• [What is being asked]: Omit every picture while repeating the entries exactly.
## begin
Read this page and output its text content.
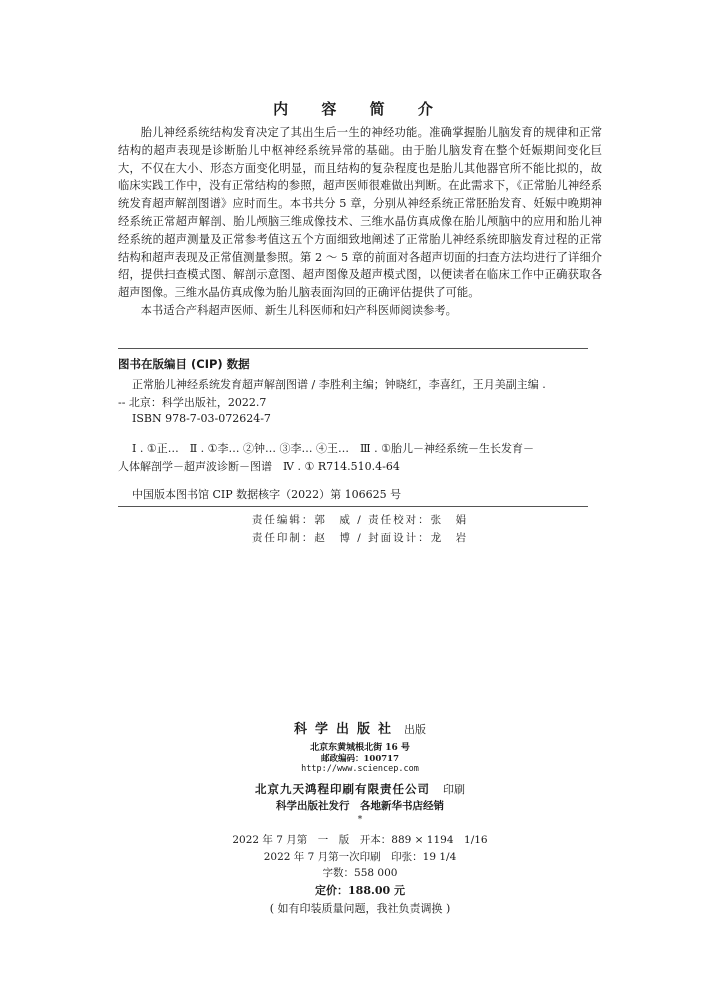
内 容 简 介

胎儿神经系统结构发育决定了其出生后一生的神经功能。准确掌握胎儿脑发育的规律和正常结构的超声表现是诊断胎儿中枢神经系统异常的基础。由于胎儿脑发育在整个妊娠期间变化巨大，不仅在大小、形态方面变化明显，而且结构的复杂程度也是胎儿其他器官所不能比拟的，故临床实践工作中，没有正常结构的参照，超声医师很难做出判断。在此需求下，《正常胎儿神经系统发育超声解剖图谱》应时而生。本书共分 5 章，分别从神经系统正常胚胎发育、妊娠中晚期神经系统正常超声解剖、胎儿颅脑三维成像技术、三维水晶仿真成像在胎儿颅脑中的应用和胎儿神经系统的超声测量及正常参考值这五个方面细致地阐述了正常胎儿神经系统即脑发育过程的正常结构和超声表现及正常值测量参照。第 2 ～ 5 章的前面对各超声切面的扫查方法均进行了详细介绍，提供扫查模式图、解剖示意图、超声图像及超声模式图，以便读者在临床工作中正确获取各超声图像。三维水晶仿真成像为胎儿脑表面沟回的正确评估提供了可能。

本书适合产科超声医师、新生儿科医师和妇产科医师阅读参考。

图书在版编目 (CIP) 数据
正常胎儿神经系统发育超声解剖图谱 / 李胜利主编；钟晓红，李喜红，王月美副主编 .
-- 北京：科学出版社，2022.7
ISBN 978-7-03-072624-7
Ⅰ . ①正…　Ⅱ . ①李… ②钟… ③李… ④王…　Ⅲ . ①胎儿－神经系统－生长发育－
人体解剖学－超声波诊断－图谱　Ⅳ . ① R714.510.4-64
中国版本图书馆 CIP 数据核字（2022）第 106625 号
责任编辑：郭　威 / 责任校对：张　娟
责任印制：赵　博 / 封面设计：龙　岩
科学出版社 出版
北京东黄城根北街 16 号
邮政编码：100717
http://www.sciencep.com
北京九天鸿程印刷有限责任公司 印刷
科学出版社发行　各地新华书店经销
*
2022 年 7 月第　一　版　开本：889 × 1194　1/16
2022 年 7 月第一次印刷　印张：19 1/4
字数：558 000
定价：188.00 元
( 如有印装质量问题，我社负责调换 )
## end
• [The response]:
Read this page and output its text content.
内 容 简 介

胎儿神经系统结构发育决定了其出生后一生的神经功能。准确掌握胎儿脑发育的规律和正常结构的超声表现是诊断胎儿中枢神经系统异常的基础。由于胎儿脑发育在整个妊娠期间变化巨大，不仅在大小、形态方面变化明显，而且结构的复杂程度也是胎儿其他器官所不能比拟的，故临床实践工作中，没有正常结构的参照，超声医师很难做出判断。在此需求下，《正常胎儿神经系统发育超声解剖图谱》应时而生。本书共分 5 章，分别从神经系统正常胚胎发育、妊娠中晚期神经系统正常超声解剖、胎儿颅脑三维成像技术、三维水晶仿真成像在胎儿颅脑中的应用和胎儿神经系统的超声测量及正常参考值这五个方面细致地阐述了正常胎儿神经系统即脑发育过程的正常结构和超声表现及正常值测量参照。第 2 ～ 5 章的前面对各超声切面的扫查方法均进行了详细介绍，提供扫查模式图、解剖示意图、超声图像及超声模式图，以便读者在临床工作中正确获取各超声图像。三维水晶仿真成像为胎儿脑表面沟回的正确评估提供了可能。

本书适合产科超声医师、新生儿科医师和妇产科医师阅读参考。

图书在版编目 (CIP) 数据
正常胎儿神经系统发育超声解剖图谱 / 李胜利主编；钟晓红，李喜红，王月美副主编 .
-- 北京：科学出版社，2022.7
ISBN 978-7-03-072624-7
Ⅰ . ①正…　Ⅱ . ①李… ②钟… ③李… ④王…　Ⅲ . ①胎儿－神经系统－生长发育－
人体解剖学－超声波诊断－图谱　Ⅳ . ① R714.510.4-64
中国版本图书馆 CIP 数据核字（2022）第 106625 号
责任编辑：郭　威 / 责任校对：张　娟
责任印制：赵　博 / 封面设计：龙　岩
科学出版社 出版
北京东黄城根北街 16 号
邮政编码：100717
http://www.sciencep.com
北京九天鸿程印刷有限责任公司 印刷
科学出版社发行　各地新华书店经销
*
2022 年 7 月第　一　版　开本：889 × 1194　1/16
2022 年 7 月第一次印刷　印张：19 1/4
字数：558 000
定价：188.00 元
( 如有印装质量问题，我社负责调换 )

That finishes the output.